In full and without alteration, repeat the material.

─── Source data ───

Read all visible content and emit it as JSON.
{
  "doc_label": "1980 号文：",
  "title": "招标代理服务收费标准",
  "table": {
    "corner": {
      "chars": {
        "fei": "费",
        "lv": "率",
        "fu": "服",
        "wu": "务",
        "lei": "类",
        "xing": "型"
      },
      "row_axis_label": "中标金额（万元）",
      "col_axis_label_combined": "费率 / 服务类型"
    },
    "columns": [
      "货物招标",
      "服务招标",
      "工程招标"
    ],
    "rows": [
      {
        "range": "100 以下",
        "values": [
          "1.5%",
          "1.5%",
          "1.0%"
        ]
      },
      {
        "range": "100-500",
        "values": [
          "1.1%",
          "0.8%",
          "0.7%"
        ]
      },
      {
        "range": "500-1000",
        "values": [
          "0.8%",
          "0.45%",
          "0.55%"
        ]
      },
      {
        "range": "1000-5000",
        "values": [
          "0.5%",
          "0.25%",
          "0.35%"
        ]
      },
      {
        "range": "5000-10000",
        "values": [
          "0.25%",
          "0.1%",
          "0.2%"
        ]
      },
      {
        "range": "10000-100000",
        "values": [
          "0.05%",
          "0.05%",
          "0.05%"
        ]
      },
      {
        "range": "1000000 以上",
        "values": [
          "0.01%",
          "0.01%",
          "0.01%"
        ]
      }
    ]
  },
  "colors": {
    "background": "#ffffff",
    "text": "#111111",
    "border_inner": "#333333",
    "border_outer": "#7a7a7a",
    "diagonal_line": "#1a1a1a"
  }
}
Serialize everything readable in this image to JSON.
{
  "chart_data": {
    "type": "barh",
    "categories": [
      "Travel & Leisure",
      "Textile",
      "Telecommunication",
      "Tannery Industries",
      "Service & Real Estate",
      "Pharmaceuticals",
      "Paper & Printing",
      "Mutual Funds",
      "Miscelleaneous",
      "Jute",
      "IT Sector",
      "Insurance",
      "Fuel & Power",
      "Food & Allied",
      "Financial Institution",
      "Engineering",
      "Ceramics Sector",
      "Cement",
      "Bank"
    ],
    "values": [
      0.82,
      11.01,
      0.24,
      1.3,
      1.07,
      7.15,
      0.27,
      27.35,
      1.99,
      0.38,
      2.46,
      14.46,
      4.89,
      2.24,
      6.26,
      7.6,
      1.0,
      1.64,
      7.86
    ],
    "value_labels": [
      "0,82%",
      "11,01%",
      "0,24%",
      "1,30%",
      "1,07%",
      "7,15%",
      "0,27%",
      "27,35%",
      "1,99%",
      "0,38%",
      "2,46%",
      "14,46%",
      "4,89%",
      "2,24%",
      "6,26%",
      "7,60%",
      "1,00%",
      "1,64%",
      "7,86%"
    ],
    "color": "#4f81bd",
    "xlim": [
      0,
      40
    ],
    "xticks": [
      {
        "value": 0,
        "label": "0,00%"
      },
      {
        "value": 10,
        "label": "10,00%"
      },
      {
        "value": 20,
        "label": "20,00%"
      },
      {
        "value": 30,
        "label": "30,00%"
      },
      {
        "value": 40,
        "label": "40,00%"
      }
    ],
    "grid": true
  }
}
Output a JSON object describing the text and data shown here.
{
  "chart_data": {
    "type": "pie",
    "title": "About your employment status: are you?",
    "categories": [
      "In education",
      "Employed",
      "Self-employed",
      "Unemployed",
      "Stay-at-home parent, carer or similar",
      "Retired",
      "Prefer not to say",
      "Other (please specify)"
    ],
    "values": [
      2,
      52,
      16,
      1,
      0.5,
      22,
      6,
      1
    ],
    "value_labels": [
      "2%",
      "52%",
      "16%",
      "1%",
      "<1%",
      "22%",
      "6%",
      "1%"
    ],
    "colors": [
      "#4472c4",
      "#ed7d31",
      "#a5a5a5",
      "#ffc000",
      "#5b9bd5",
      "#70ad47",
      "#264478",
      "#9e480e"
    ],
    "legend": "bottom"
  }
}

───

-- Right answer --
Read all visible content and emit it as JSON.
{
  "doc_label": "1980 号文：",
  "title": "招标代理服务收费标准",
  "table": {
    "corner": {
      "chars": {
        "fei": "费",
        "lv": "率",
        "fu": "服",
        "wu": "务",
        "lei": "类",
        "xing": "型"
      },
      "row_axis_label": "中标金额（万元）",
      "col_axis_label_combined": "费率 / 服务类型"
    },
    "columns": [
      "货物招标",
      "服务招标",
      "工程招标"
    ],
    "rows": [
      {
        "range": "100 以下",
        "values": [
          "1.5%",
          "1.5%",
          "1.0%"
        ]
      },
      {
        "range": "100-500",
        "values": [
          "1.1%",
          "0.8%",
          "0.7%"
        ]
      },
      {
        "range": "500-1000",
        "values": [
          "0.8%",
          "0.45%",
          "0.55%"
        ]
      },
      {
        "range": "1000-5000",
        "values": [
          "0.5%",
          "0.25%",
          "0.35%"
        ]
      },
      {
        "range": "5000-10000",
        "values": [
          "0.25%",
          "0.1%",
          "0.2%"
        ]
      },
      {
        "range": "10000-100000",
        "values": [
          "0.05%",
          "0.05%",
          "0.05%"
        ]
      },
      {
        "range": "1000000 以上",
        "values": [
          "0.01%",
          "0.01%",
          "0.01%"
        ]
      }
    ]
  },
  "colors": {
    "background": "#ffffff",
    "text": "#111111",
    "border_inner": "#333333",
    "border_outer": "#7a7a7a",
    "diagonal_line": "#1a1a1a"
  }
}
Serialize everything readable in this image to JSON.
{
  "chart_data": {
    "type": "barh",
    "categories": [
      "Travel & Leisure",
      "Textile",
      "Telecommunication",
      "Tannery Industries",
      "Service & Real Estate",
      "Pharmaceuticals",
      "Paper & Printing",
      "Mutual Funds",
      "Miscelleaneous",
      "Jute",
      "IT Sector",
      "Insurance",
      "Fuel & Power",
      "Food & Allied",
      "Financial Institution",
      "Engineering",
      "Ceramics Sector",
      "Cement",
      "Bank"
    ],
    "values": [
      0.82,
      11.01,
      0.24,
      1.3,
      1.07,
      7.15,
      0.27,
      27.35,
      1.99,
      0.38,
      2.46,
      14.46,
      4.89,
      2.24,
      6.26,
      7.6,
      1.0,
      1.64,
      7.86
    ],
    "value_labels": [
      "0,82%",
      "11,01%",
      "0,24%",
      "1,30%",
      "1,07%",
      "7,15%",
      "0,27%",
      "27,35%",
      "1,99%",
      "0,38%",
      "2,46%",
      "14,46%",
      "4,89%",
      "2,24%",
      "6,26%",
      "7,60%",
      "1,00%",
      "1,64%",
      "7,86%"
    ],
    "color": "#4f81bd",
    "xlim": [
      0,
      40
    ],
    "xticks": [
      {
        "value": 0,
        "label": "0,00%"
      },
      {
        "value": 10,
        "label": "10,00%"
      },
      {
        "value": 20,
        "label": "20,00%"
      },
      {
        "value": 30,
        "label": "30,00%"
      },
      {
        "value": 40,
        "label": "40,00%"
      }
    ],
    "grid": true
  }
}
Output a JSON object describing the text and data shown here.
{
  "chart_data": {
    "type": "pie",
    "title": "About your employment status: are you?",
    "categories": [
      "In education",
      "Employed",
      "Self-employed",
      "Unemployed",
      "Stay-at-home parent, carer or similar",
      "Retired",
      "Prefer not to say",
      "Other (please specify)"
    ],
    "values": [
      2,
      52,
      16,
      1,
      0.5,
      22,
      6,
      1
    ],
    "value_labels": [
      "2%",
      "52%",
      "16%",
      "1%",
      "<1%",
      "22%",
      "6%",
      "1%"
    ],
    "colors": [
      "#4472c4",
      "#ed7d31",
      "#a5a5a5",
      "#ffc000",
      "#5b9bd5",
      "#70ad47",
      "#264478",
      "#9e480e"
    ],
    "legend": "bottom"
  }
}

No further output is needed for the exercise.